INFORMATION PROVIDED:
+-------+
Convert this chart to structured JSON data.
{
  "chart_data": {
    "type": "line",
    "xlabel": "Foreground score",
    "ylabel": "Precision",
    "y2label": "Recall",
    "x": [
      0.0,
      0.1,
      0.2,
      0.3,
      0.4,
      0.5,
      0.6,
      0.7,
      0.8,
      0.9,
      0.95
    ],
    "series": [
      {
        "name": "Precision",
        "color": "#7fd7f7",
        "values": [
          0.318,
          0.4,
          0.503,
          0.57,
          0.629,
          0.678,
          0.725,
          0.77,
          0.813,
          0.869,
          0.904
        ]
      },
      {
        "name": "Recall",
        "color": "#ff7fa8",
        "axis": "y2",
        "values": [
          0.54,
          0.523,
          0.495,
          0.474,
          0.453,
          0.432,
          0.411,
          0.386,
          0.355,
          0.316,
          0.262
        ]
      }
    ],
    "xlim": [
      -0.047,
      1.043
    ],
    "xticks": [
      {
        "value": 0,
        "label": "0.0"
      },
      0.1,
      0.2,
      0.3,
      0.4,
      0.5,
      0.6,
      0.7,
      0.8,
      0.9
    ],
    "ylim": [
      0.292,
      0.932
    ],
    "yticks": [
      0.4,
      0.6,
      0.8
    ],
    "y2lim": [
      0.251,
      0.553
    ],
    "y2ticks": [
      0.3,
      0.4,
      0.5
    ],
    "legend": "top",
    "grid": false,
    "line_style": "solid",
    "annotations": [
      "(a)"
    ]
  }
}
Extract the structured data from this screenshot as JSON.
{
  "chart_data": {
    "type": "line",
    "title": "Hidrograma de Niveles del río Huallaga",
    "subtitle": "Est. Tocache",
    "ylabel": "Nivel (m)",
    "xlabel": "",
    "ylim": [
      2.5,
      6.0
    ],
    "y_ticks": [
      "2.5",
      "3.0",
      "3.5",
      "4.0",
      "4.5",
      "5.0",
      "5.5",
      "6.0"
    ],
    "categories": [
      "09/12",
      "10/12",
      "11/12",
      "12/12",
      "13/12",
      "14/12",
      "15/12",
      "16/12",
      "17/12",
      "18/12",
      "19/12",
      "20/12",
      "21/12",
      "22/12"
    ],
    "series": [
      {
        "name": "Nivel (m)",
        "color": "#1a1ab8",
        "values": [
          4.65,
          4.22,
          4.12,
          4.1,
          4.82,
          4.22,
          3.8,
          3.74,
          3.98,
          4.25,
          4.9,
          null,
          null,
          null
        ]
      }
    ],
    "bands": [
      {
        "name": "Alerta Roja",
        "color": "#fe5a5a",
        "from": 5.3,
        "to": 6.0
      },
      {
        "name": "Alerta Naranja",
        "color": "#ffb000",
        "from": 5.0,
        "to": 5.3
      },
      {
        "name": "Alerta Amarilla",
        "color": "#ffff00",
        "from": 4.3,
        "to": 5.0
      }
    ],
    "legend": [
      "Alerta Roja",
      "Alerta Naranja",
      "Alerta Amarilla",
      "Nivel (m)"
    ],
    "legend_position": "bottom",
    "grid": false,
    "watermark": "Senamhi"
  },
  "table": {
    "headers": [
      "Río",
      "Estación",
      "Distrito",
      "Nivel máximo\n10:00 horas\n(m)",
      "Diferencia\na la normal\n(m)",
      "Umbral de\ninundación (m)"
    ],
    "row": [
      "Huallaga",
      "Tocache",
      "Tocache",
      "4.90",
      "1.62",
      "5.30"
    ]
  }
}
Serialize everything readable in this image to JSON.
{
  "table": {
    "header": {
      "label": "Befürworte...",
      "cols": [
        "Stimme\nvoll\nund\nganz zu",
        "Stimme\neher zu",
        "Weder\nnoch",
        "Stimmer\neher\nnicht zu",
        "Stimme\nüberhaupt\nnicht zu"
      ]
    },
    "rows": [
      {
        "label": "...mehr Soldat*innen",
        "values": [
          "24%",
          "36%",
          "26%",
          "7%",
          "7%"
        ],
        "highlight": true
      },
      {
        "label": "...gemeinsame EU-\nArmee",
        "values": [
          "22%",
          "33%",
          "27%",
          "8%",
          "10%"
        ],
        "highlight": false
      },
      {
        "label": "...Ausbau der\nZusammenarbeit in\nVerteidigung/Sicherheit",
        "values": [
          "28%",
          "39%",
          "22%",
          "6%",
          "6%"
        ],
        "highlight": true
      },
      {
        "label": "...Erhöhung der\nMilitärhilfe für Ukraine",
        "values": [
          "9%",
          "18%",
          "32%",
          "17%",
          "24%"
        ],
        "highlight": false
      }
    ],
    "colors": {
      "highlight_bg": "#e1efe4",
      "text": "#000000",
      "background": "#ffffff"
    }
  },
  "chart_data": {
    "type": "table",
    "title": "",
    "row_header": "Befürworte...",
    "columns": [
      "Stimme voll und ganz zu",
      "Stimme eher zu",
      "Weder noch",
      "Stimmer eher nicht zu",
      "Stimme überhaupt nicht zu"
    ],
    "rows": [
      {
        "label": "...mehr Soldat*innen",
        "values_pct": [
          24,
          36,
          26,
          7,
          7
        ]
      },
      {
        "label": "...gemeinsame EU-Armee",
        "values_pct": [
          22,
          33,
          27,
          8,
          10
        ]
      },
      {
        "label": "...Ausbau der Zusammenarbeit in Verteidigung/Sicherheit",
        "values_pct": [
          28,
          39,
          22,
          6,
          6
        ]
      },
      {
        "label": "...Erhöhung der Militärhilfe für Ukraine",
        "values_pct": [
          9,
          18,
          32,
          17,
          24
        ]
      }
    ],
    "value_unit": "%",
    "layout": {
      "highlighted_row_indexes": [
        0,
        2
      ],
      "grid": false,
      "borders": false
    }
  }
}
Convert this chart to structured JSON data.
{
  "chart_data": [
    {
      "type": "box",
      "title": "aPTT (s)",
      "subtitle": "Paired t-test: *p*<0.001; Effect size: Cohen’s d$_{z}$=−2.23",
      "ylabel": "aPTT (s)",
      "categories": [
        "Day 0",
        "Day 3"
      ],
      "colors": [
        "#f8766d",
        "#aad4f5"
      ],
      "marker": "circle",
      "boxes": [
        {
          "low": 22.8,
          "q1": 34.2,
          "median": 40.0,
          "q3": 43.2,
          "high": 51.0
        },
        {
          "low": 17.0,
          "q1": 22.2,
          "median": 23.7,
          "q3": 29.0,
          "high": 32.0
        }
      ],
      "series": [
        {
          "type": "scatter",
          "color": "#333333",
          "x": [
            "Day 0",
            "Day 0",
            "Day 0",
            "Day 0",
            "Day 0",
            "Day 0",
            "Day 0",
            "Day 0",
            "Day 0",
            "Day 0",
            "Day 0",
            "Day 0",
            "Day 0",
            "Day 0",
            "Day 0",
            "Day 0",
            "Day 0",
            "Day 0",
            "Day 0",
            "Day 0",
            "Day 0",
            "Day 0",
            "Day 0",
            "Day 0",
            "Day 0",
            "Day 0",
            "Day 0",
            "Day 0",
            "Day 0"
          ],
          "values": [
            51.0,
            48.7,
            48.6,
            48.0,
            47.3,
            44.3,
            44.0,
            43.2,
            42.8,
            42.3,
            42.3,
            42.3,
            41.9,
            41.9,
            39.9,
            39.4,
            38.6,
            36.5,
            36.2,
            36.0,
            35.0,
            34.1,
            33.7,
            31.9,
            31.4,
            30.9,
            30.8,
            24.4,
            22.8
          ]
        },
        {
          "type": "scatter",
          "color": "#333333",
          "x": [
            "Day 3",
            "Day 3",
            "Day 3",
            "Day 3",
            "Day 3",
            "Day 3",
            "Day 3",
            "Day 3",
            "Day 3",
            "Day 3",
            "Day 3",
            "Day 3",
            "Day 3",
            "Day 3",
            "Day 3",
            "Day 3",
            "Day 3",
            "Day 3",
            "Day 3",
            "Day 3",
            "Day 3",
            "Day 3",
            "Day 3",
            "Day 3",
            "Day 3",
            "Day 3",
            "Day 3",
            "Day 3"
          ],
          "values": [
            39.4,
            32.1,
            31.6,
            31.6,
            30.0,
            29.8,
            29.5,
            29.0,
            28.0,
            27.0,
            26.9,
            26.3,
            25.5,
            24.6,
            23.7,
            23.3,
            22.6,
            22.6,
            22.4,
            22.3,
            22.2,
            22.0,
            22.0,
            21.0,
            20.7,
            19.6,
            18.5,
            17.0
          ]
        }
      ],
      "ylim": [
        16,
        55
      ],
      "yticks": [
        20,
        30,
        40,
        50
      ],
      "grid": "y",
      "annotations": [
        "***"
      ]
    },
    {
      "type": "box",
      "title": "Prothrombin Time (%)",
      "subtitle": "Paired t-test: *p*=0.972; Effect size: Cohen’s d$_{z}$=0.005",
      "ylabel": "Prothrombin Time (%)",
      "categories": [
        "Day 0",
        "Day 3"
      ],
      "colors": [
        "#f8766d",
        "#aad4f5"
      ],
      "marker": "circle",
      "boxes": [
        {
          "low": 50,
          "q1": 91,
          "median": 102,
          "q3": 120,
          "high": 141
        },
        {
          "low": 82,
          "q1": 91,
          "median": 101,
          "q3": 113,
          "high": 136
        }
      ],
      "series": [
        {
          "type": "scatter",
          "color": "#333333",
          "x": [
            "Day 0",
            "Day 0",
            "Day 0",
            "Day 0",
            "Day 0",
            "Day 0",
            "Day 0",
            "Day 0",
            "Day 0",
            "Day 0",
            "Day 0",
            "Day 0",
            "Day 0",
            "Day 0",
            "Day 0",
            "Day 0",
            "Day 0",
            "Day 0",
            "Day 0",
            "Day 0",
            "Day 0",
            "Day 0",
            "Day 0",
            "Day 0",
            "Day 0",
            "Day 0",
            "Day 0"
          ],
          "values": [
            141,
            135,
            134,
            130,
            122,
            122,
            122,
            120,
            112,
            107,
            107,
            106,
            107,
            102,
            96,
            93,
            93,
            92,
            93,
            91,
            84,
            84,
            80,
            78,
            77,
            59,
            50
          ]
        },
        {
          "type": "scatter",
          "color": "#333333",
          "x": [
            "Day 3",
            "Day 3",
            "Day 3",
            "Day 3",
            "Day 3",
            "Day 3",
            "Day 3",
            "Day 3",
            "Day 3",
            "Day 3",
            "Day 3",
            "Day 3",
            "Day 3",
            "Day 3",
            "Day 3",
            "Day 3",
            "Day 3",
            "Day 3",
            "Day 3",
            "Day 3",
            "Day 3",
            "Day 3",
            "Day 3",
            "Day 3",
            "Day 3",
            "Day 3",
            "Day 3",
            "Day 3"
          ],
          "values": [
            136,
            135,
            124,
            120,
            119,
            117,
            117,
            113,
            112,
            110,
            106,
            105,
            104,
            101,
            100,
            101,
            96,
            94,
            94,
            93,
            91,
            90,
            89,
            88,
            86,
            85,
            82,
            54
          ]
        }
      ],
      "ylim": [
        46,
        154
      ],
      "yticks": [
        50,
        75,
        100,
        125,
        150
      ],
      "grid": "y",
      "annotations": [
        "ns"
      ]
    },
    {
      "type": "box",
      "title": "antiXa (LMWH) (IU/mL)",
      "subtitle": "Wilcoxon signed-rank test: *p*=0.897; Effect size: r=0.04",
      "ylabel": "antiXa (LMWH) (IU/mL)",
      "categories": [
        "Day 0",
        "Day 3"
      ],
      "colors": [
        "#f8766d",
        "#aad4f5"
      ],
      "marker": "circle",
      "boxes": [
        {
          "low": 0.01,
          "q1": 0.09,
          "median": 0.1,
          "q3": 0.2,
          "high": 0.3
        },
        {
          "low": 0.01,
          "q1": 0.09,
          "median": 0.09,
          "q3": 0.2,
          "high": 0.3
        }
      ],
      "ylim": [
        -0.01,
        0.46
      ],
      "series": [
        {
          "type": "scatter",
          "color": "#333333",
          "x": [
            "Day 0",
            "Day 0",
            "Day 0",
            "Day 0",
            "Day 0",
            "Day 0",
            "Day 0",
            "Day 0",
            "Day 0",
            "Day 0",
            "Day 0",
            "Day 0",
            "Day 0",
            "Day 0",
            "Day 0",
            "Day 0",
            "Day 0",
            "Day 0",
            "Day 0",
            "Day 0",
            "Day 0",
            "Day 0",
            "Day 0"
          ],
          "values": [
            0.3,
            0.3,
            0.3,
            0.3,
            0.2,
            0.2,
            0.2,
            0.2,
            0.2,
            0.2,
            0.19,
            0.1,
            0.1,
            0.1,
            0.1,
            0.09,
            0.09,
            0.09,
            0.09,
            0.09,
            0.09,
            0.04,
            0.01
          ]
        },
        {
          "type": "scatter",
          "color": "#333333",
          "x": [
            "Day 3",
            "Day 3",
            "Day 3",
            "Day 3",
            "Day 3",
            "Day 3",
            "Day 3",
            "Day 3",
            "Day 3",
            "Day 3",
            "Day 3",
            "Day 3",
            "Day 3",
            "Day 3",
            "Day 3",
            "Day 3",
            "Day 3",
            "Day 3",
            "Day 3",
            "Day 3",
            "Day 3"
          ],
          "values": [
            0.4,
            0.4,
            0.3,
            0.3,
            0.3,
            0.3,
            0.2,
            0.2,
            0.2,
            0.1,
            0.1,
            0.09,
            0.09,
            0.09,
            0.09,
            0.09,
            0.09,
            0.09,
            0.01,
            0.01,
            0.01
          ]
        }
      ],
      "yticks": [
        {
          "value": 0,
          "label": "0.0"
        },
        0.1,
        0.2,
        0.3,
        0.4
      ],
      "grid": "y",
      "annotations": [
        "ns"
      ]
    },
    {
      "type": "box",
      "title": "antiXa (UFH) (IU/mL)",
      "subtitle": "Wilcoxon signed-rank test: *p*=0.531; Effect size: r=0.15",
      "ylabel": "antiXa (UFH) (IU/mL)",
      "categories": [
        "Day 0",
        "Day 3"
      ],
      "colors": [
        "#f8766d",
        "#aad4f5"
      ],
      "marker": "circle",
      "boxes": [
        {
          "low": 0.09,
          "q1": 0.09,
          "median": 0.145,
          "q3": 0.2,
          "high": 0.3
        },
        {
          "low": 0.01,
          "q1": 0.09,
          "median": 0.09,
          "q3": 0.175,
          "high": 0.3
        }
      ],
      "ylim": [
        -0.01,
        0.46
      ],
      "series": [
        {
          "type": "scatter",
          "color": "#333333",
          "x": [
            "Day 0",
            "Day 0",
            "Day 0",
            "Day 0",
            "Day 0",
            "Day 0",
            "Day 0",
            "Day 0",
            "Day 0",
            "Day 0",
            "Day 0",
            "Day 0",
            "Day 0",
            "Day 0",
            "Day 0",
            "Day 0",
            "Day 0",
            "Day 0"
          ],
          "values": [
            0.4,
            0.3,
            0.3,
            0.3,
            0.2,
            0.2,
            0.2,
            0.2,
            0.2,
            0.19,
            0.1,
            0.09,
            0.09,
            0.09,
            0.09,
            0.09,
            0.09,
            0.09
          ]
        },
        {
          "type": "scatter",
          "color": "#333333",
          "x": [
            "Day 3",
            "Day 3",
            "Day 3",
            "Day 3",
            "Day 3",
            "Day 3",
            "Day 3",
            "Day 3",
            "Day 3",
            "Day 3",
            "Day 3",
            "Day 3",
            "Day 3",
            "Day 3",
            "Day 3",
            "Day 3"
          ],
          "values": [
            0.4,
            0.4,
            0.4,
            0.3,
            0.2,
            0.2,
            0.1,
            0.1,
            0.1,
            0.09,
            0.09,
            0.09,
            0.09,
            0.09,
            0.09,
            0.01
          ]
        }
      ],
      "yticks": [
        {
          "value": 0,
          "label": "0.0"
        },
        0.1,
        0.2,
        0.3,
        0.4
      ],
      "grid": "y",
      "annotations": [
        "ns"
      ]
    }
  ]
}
+-------+
WRITTEN PROBLEM: Within the material above, find the lines that contain the word "Ausbau"; copy them.

SOLUTION FOR THIS PROBLEM:
        "label": "...Ausbau der\nZusammenarbeit in\nVerteidigung/Sicherheit",
        "label": "...Ausbau der Zusammenarbeit in Verteidigung/Sicherheit",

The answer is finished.